Exercise >> Set down, in full, every record in the block.

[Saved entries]
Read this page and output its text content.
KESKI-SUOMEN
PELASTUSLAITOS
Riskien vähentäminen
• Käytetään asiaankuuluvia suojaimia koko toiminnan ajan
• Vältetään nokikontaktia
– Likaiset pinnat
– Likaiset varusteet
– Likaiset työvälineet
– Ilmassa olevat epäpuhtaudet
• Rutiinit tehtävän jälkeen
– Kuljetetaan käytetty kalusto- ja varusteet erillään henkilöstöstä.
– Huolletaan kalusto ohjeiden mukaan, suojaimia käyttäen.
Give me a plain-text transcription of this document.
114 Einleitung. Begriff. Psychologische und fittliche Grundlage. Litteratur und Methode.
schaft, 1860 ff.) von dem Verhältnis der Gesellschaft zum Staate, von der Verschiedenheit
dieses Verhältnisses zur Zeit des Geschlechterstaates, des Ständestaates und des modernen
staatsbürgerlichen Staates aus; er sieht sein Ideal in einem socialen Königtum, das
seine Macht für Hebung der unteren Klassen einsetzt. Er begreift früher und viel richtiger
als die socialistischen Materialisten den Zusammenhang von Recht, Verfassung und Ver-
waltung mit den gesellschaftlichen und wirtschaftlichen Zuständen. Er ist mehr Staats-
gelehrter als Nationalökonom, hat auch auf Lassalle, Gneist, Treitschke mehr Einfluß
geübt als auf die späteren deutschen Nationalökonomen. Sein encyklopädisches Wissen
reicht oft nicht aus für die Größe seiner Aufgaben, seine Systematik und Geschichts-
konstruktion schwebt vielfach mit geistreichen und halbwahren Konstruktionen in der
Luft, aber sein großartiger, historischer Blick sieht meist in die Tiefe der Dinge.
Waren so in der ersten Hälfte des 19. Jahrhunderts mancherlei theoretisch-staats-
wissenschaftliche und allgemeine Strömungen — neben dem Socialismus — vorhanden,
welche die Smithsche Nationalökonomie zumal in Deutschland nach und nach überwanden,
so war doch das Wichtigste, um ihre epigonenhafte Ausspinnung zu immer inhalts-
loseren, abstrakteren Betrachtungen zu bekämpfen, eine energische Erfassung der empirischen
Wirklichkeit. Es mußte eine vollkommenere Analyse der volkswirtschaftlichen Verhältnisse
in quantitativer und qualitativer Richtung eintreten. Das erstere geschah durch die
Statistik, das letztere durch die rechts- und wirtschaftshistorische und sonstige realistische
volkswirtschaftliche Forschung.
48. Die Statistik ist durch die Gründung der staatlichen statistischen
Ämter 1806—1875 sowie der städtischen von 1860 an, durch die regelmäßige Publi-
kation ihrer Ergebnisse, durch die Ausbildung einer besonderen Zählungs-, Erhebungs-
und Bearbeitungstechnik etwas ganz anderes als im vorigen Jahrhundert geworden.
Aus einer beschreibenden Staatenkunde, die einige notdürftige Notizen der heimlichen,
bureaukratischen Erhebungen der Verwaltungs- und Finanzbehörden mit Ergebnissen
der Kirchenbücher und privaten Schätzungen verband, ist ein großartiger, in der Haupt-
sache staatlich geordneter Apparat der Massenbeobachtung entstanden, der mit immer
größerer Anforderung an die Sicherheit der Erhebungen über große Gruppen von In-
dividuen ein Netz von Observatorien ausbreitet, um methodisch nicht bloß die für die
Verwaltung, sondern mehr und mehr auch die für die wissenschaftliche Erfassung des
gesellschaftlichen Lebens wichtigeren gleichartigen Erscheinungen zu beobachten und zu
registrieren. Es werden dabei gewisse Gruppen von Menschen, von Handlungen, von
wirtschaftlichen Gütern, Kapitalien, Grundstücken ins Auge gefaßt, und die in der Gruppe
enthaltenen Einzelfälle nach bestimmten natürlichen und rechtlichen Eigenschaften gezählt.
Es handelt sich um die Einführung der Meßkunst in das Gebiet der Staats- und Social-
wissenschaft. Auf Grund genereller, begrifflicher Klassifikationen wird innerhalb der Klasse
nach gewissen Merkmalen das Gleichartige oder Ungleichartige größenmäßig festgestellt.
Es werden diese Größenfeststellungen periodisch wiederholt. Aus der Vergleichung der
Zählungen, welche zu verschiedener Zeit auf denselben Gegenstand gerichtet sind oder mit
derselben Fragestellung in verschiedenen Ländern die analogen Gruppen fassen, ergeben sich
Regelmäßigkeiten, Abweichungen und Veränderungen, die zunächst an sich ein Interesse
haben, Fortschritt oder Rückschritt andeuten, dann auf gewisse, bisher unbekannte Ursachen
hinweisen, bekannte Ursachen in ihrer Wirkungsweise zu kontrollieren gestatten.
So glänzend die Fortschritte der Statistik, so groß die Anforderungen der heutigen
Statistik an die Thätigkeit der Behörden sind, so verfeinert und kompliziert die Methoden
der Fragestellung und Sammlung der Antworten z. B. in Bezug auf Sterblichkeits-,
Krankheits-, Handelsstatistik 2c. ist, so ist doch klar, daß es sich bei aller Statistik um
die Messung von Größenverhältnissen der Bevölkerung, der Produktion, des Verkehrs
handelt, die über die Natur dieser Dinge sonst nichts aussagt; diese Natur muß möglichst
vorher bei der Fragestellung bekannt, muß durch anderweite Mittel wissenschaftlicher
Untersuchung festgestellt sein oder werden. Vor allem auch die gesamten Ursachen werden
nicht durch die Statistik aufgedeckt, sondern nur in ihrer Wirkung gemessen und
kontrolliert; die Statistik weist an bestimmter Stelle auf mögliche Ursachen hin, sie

Solution for this problem >>
Read this page and output its text content.
KESKI-SUOMEN
PELASTUSLAITOS
Riskien vähentäminen
• Käytetään asiaankuuluvia suojaimia koko toiminnan ajan
• Vältetään nokikontaktia
– Likaiset pinnat
– Likaiset varusteet
– Likaiset työvälineet
– Ilmassa olevat epäpuhtaudet
• Rutiinit tehtävän jälkeen
– Kuljetetaan käytetty kalusto- ja varusteet erillään henkilöstöstä.
– Huolletaan kalusto ohjeiden mukaan, suojaimia käyttäen.
Give me a plain-text transcription of this document.
114 Einleitung. Begriff. Psychologische und fittliche Grundlage. Litteratur und Methode.
schaft, 1860 ff.) von dem Verhältnis der Gesellschaft zum Staate, von der Verschiedenheit
dieses Verhältnisses zur Zeit des Geschlechterstaates, des Ständestaates und des modernen
staatsbürgerlichen Staates aus; er sieht sein Ideal in einem socialen Königtum, das
seine Macht für Hebung der unteren Klassen einsetzt. Er begreift früher und viel richtiger
als die socialistischen Materialisten den Zusammenhang von Recht, Verfassung und Ver-
waltung mit den gesellschaftlichen und wirtschaftlichen Zuständen. Er ist mehr Staats-
gelehrter als Nationalökonom, hat auch auf Lassalle, Gneist, Treitschke mehr Einfluß
geübt als auf die späteren deutschen Nationalökonomen. Sein encyklopädisches Wissen
reicht oft nicht aus für die Größe seiner Aufgaben, seine Systematik und Geschichts-
konstruktion schwebt vielfach mit geistreichen und halbwahren Konstruktionen in der
Luft, aber sein großartiger, historischer Blick sieht meist in die Tiefe der Dinge.
Waren so in der ersten Hälfte des 19. Jahrhunderts mancherlei theoretisch-staats-
wissenschaftliche und allgemeine Strömungen — neben dem Socialismus — vorhanden,
welche die Smithsche Nationalökonomie zumal in Deutschland nach und nach überwanden,
so war doch das Wichtigste, um ihre epigonenhafte Ausspinnung zu immer inhalts-
loseren, abstrakteren Betrachtungen zu bekämpfen, eine energische Erfassung der empirischen
Wirklichkeit. Es mußte eine vollkommenere Analyse der volkswirtschaftlichen Verhältnisse
in quantitativer und qualitativer Richtung eintreten. Das erstere geschah durch die
Statistik, das letztere durch die rechts- und wirtschaftshistorische und sonstige realistische
volkswirtschaftliche Forschung.
48. Die Statistik ist durch die Gründung der staatlichen statistischen
Ämter 1806—1875 sowie der städtischen von 1860 an, durch die regelmäßige Publi-
kation ihrer Ergebnisse, durch die Ausbildung einer besonderen Zählungs-, Erhebungs-
und Bearbeitungstechnik etwas ganz anderes als im vorigen Jahrhundert geworden.
Aus einer beschreibenden Staatenkunde, die einige notdürftige Notizen der heimlichen,
bureaukratischen Erhebungen der Verwaltungs- und Finanzbehörden mit Ergebnissen
der Kirchenbücher und privaten Schätzungen verband, ist ein großartiger, in der Haupt-
sache staatlich geordneter Apparat der Massenbeobachtung entstanden, der mit immer
größerer Anforderung an die Sicherheit der Erhebungen über große Gruppen von In-
dividuen ein Netz von Observatorien ausbreitet, um methodisch nicht bloß die für die
Verwaltung, sondern mehr und mehr auch die für die wissenschaftliche Erfassung des
gesellschaftlichen Lebens wichtigeren gleichartigen Erscheinungen zu beobachten und zu
registrieren. Es werden dabei gewisse Gruppen von Menschen, von Handlungen, von
wirtschaftlichen Gütern, Kapitalien, Grundstücken ins Auge gefaßt, und die in der Gruppe
enthaltenen Einzelfälle nach bestimmten natürlichen und rechtlichen Eigenschaften gezählt.
Es handelt sich um die Einführung der Meßkunst in das Gebiet der Staats- und Social-
wissenschaft. Auf Grund genereller, begrifflicher Klassifikationen wird innerhalb der Klasse
nach gewissen Merkmalen das Gleichartige oder Ungleichartige größenmäßig festgestellt.
Es werden diese Größenfeststellungen periodisch wiederholt. Aus der Vergleichung der
Zählungen, welche zu verschiedener Zeit auf denselben Gegenstand gerichtet sind oder mit
derselben Fragestellung in verschiedenen Ländern die analogen Gruppen fassen, ergeben sich
Regelmäßigkeiten, Abweichungen und Veränderungen, die zunächst an sich ein Interesse
haben, Fortschritt oder Rückschritt andeuten, dann auf gewisse, bisher unbekannte Ursachen
hinweisen, bekannte Ursachen in ihrer Wirkungsweise zu kontrollieren gestatten.
So glänzend die Fortschritte der Statistik, so groß die Anforderungen der heutigen
Statistik an die Thätigkeit der Behörden sind, so verfeinert und kompliziert die Methoden
der Fragestellung und Sammlung der Antworten z. B. in Bezug auf Sterblichkeits-,
Krankheits-, Handelsstatistik 2c. ist, so ist doch klar, daß es sich bei aller Statistik um
die Messung von Größenverhältnissen der Bevölkerung, der Produktion, des Verkehrs
handelt, die über die Natur dieser Dinge sonst nichts aussagt; diese Natur muß möglichst
vorher bei der Fragestellung bekannt, muß durch anderweite Mittel wissenschaftlicher
Untersuchung festgestellt sein oder werden. Vor allem auch die gesamten Ursachen werden
nicht durch die Statistik aufgedeckt, sondern nur in ihrer Wirkung gemessen und
kontrolliert; die Statistik weist an bestimmter Stelle auf mögliche Ursachen hin, sie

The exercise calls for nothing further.